§ **GIVEN EXERCISE**: Write out all of the data without omission, exactly as shown.

§ **THE INPUT**:
--- Start ---

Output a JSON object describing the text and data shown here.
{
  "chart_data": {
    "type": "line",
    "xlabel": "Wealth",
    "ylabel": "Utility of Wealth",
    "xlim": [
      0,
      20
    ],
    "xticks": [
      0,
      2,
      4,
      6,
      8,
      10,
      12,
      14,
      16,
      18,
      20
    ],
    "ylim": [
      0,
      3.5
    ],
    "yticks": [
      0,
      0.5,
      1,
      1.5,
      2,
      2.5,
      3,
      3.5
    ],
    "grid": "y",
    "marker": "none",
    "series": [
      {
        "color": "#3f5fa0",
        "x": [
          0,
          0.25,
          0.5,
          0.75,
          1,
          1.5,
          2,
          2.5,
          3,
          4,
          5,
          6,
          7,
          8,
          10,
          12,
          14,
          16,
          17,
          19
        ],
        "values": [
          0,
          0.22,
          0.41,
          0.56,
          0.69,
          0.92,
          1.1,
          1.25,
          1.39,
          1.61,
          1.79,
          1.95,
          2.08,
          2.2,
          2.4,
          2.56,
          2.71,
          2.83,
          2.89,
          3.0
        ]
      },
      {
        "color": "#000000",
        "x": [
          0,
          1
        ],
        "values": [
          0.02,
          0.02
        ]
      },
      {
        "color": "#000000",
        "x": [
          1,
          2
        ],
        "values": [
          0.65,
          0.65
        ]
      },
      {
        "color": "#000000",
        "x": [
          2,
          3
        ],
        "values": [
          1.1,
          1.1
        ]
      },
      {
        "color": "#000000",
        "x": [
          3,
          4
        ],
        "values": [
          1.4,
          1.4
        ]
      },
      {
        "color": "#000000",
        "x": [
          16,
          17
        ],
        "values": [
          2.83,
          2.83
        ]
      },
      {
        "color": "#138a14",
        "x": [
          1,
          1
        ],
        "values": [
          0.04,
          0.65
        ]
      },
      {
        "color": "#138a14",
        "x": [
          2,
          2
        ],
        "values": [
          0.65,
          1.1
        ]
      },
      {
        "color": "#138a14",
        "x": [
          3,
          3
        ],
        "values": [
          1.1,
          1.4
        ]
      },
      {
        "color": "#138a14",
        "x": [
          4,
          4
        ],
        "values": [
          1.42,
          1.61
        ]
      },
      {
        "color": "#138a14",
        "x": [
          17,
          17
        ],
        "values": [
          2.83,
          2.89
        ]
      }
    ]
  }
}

--- End ---

§ **TASK RESPONSE**:
Output a JSON object describing the text and data shown here.
{
  "chart_data": {
    "type": "line",
    "xlabel": "Wealth",
    "ylabel": "Utility of Wealth",
    "xlim": [
      0,
      20
    ],
    "xticks": [
      0,
      2,
      4,
      6,
      8,
      10,
      12,
      14,
      16,
      18,
      20
    ],
    "ylim": [
      0,
      3.5
    ],
    "yticks": [
      0,
      0.5,
      1,
      1.5,
      2,
      2.5,
      3,
      3.5
    ],
    "grid": "y",
    "marker": "none",
    "series": [
      {
        "color": "#3f5fa0",
        "x": [
          0,
          0.25,
          0.5,
          0.75,
          1,
          1.5,
          2,
          2.5,
          3,
          4,
          5,
          6,
          7,
          8,
          10,
          12,
          14,
          16,
          17,
          19
        ],
        "values": [
          0,
          0.22,
          0.41,
          0.56,
          0.69,
          0.92,
          1.1,
          1.25,
          1.39,
          1.61,
          1.79,
          1.95,
          2.08,
          2.2,
          2.4,
          2.56,
          2.71,
          2.83,
          2.89,
          3.0
        ]
      },
      {
        "color": "#000000",
        "x": [
          0,
          1
        ],
        "values": [
          0.02,
          0.02
        ]
      },
      {
        "color": "#000000",
        "x": [
          1,
          2
        ],
        "values": [
          0.65,
          0.65
        ]
      },
      {
        "color": "#000000",
        "x": [
          2,
          3
        ],
        "values": [
          1.1,
          1.1
        ]
      },
      {
        "color": "#000000",
        "x": [
          3,
          4
        ],
        "values": [
          1.4,
          1.4
        ]
      },
      {
        "color": "#000000",
        "x": [
          16,
          17
        ],
        "values": [
          2.83,
          2.83
        ]
      },
      {
        "color": "#138a14",
        "x": [
          1,
          1
        ],
        "values": [
          0.04,
          0.65
        ]
      },
      {
        "color": "#138a14",
        "x": [
          2,
          2
        ],
        "values": [
          0.65,
          1.1
        ]
      },
      {
        "color": "#138a14",
        "x": [
          3,
          3
        ],
        "values": [
          1.1,
          1.4
        ]
      },
      {
        "color": "#138a14",
        "x": [
          4,
          4
        ],
        "values": [
          1.42,
          1.61
        ]
      },
      {
        "color": "#138a14",
        "x": [
          17,
          17
        ],
        "values": [
          2.83,
          2.89
        ]
      }
    ]
  }
}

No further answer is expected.